Sites were found in Derby Road for two new schools adjoining each other, one for boys and a smaller one for girls. (These buildings are now the Central Primary School.)

The school is located about 1 km west of Watford town centre, just to the south of Watford tube station and Cassiobury Park. The 120 m long neo-Georgian main block and the adjacent Master's House are Grade II listed buildings. The school was used as a location for many of the external and internal shots in the filming of The History Boys.

In recent years the school has built a gym, a music block (also partly owned by Hertfordshire School of Music) and a Sixth Form centre with a food technology lab, financed through fundraising and the sale of land on the northern edge of the grounds for residential development. The school's music block, the "Clarendon Muse", stands on the front lawn of the school. The building was completed in December 2007 at the cost of £5 million, and has approximately 2000 m2 of space spread out over four floors. It is also used by the Hertfordshire School of Music in the evenings and weekends.

The school's new STEM Centre for the teaching of science, technology, engineering and maths was completed in November 2017 and opened by Lord Winston, before dismantled by the students, equipment was sourced from the technology block. Funding was providing by national and local government and parental donations supported the fittings and fixtures of the building.

Many sports are played at the New Field (shared with the Old Boys sports clubs) beside the Grand Union Canal near Cassiobury Park.

=== Notable old Fullerians ===

Old Boys of the School are known as "Old Fullerians". In chronological order:
- Captain Alan Rice-Oxley DFC (1898–1961), RAF officer, World War One fighter ace
- Gerald Moore (1899–1987), piano accompanist
- Group Captain Leslie Bonnet (1902–1985), RAF officer, writer and originator of the Welsh Harlequin Duck
- Edgar Anstey (1907–1987), documentary film pioneer
- Douglas Noel Sargent (1907–1979), 3rd Bishop of Selsby
- Eric Robinson (1908–1974), BBC television music presenter-conductor
- Arthur Geoffrey Walker, FRS, FRSE (1909–2001), mathematician
- Air Vice-Marshal Robert Bateson DSO and Bar, DFC (1912–1986), RAF officer who led the raid on the Gestapo headquarters in The Hague
- Lieutenant-Colonel Terence Otway DSO (1914–2006), Commanding Officer of 9th Bn. Parachute Regiment, assaulted the Merville Battery on D-Day
- Peter Laslett (1915–2001), historian
- William Hurst Rees (1917–2004), leading valuation surveyor
- John David Wilson (1919–2013), artist
- Air Vice-Marshal Colin Coulthard AFC and Bar (1921–2004), senior RAF officer and Air Attaché to Washington
- Reverend Canon Arthur Peacocke (1924–2006), theologian and evolutionist
- Richard Hughes (1926–2020), cricketer
- Terry Scott (1927–1994), actor and comedian
- Uwe Kitzinger, CBE (1928-2023), political analyst; Fellow, Nuffield College, Oxford (1956–1976); Foundation President, Templeton College, Oxford (1984—1991)

Given records:
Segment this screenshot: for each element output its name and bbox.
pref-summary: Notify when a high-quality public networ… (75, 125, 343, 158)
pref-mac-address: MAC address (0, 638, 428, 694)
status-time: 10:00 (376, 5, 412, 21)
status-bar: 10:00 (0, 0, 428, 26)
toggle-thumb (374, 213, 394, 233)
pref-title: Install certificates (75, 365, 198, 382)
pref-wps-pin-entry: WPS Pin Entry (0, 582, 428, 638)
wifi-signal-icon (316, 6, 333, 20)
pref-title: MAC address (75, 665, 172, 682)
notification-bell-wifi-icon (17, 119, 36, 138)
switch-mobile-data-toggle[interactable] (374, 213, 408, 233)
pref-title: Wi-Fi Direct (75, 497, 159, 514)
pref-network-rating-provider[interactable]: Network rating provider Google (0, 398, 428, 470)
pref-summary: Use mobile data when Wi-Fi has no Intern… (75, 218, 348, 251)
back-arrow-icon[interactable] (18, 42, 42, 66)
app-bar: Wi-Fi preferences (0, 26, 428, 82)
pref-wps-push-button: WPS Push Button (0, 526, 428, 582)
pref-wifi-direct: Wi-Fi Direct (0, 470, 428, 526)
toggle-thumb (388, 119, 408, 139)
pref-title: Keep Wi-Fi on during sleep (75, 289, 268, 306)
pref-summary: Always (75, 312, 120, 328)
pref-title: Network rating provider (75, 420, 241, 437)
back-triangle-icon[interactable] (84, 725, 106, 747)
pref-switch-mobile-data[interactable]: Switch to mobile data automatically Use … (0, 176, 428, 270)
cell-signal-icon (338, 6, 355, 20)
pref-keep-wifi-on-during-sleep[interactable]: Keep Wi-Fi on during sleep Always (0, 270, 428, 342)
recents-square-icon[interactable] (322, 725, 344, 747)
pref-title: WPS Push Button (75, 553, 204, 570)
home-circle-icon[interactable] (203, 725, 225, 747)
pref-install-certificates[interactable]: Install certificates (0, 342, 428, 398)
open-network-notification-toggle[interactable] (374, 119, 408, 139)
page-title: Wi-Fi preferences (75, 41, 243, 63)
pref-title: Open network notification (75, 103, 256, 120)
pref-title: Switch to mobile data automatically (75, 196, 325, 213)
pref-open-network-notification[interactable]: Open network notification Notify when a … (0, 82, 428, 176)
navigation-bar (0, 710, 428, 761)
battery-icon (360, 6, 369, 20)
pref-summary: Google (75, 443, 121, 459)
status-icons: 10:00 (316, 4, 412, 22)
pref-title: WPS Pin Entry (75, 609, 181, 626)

Questions:
**1)** Using the Watford school text, answer each question.
(a) How far from Watford town centre is the school, and in which direction?
(b) When was the music block finished, and what did it cost?
(c) What are Old Boys of the school called?
**2)** For each statement, say yes or no depending on whether the Watford school text agrees with it, and quote the words from the text that decide it.
(a) The "Clarendon Muse" has five floors.
(b) The New Field is shared with the Old Boys sports clubs.
(c) Terry Scott was a cricketer.
**3)** Carry on the Watford school text from its last line.

Answer set:
**1)**
(a) About 1 km west.
(b) December 2007, at a cost of £5 million.
(c) "Old Fullerians".

**2)**
(a) No: "spread out over four floors".
(b) Yes: "(shared with the Old Boys sports clubs)".
(c) No: "Terry Scott (1927–1994), actor and comedian".

**3)**
- Don Anthony, Represented Great Britain in the 1956 Summer Olympics in the Hammer Throw. Dedicated his life to the Olympic movement.
- John Clark (1932– ), actor and director
- A.D. (Tony) Nuttall (1937–2007), professor of English at Sussex and Oxford
- David Crighton, FRS (1942–2000), professor of applied mathematics, Master of Jesus College, Cambridge
- John Grillo (* 1942), theatre, film and television actor and playwright
- John Orr (1943–2010), Professor Emeritus, School of Social and Political Studies, Edinburgh University
- Sir Ian Prosser (1943– ), chairman of Bass plc, later Six Continents

- Sir Andrew Davis (1944–2024), orchestral conductor
- Rt Revd John Hind (* 1945), Bishop of Chichester, 2001–2012
- Knox (* 1945), musician
- Michael Rosen (* 1946), poet, writer and radio presenter, Children's Laureate
- John Taylor (1946– ), Wales and British Lions rugby player
- John K. Truss (* 1947), Professor of Pure Mathematics, University of Leeds
- Peter Taylor-Gooby, OBE, FBA (1948– ), Professor of Social Policy, University of Kent; Chair, British Academy New Paradigms in Public Policy Programme (2009–2011)
- David Sullivan (1949– ), pornographer and former football club chairman, joined the sixth form in the 1960s.
- Oliver Knussen (1952–2018), composer and conductor
- Adrian Leaper (* 1953), orchestral conductor
- Michael Thompson (1954– ), principal horn, Philharmonia Orchestra, horn soloist, professor, Royal Academy of Music
- Nick Bunker (* 1958), author and historian.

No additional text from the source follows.